TASK BRIEF |
Print the listing below exactly.

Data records
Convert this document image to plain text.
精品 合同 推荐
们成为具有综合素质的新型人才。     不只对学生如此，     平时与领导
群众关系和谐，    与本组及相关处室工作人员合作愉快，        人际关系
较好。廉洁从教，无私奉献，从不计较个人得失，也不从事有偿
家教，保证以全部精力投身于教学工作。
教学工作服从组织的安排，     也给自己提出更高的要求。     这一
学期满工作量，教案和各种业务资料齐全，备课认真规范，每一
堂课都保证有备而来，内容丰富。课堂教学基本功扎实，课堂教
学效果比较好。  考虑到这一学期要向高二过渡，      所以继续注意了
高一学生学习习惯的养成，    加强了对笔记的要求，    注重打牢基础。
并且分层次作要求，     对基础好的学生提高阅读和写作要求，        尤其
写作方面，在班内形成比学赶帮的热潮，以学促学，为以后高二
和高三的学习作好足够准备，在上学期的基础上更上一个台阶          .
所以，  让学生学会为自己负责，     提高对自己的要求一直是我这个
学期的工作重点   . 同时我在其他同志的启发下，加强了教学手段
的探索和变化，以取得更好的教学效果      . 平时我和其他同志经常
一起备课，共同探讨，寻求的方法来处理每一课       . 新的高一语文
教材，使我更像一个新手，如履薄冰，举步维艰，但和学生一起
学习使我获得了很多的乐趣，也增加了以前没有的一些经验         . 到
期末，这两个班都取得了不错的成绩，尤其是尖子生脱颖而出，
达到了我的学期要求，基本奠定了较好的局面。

WORKED ANSWER |
Convert this document image to plain text.
精品 合同 推荐
们成为具有综合素质的新型人才。     不只对学生如此，     平时与领导
群众关系和谐，    与本组及相关处室工作人员合作愉快，        人际关系
较好。廉洁从教，无私奉献，从不计较个人得失，也不从事有偿
家教，保证以全部精力投身于教学工作。
教学工作服从组织的安排，     也给自己提出更高的要求。     这一
学期满工作量，教案和各种业务资料齐全，备课认真规范，每一
堂课都保证有备而来，内容丰富。课堂教学基本功扎实，课堂教
学效果比较好。  考虑到这一学期要向高二过渡，      所以继续注意了
高一学生学习习惯的养成，    加强了对笔记的要求，    注重打牢基础。
并且分层次作要求，     对基础好的学生提高阅读和写作要求，        尤其
写作方面，在班内形成比学赶帮的热潮，以学促学，为以后高二
和高三的学习作好足够准备，在上学期的基础上更上一个台阶          .
所以，  让学生学会为自己负责，     提高对自己的要求一直是我这个
学期的工作重点   . 同时我在其他同志的启发下，加强了教学手段
的探索和变化，以取得更好的教学效果      . 平时我和其他同志经常
一起备课，共同探讨，寻求的方法来处理每一课       . 新的高一语文
教材，使我更像一个新手，如履薄冰，举步维艰，但和学生一起
学习使我获得了很多的乐趣，也增加了以前没有的一些经验         . 到
期末，这两个班都取得了不错的成绩，尤其是尖子生脱颖而出，
达到了我的学期要求，基本奠定了较好的局面。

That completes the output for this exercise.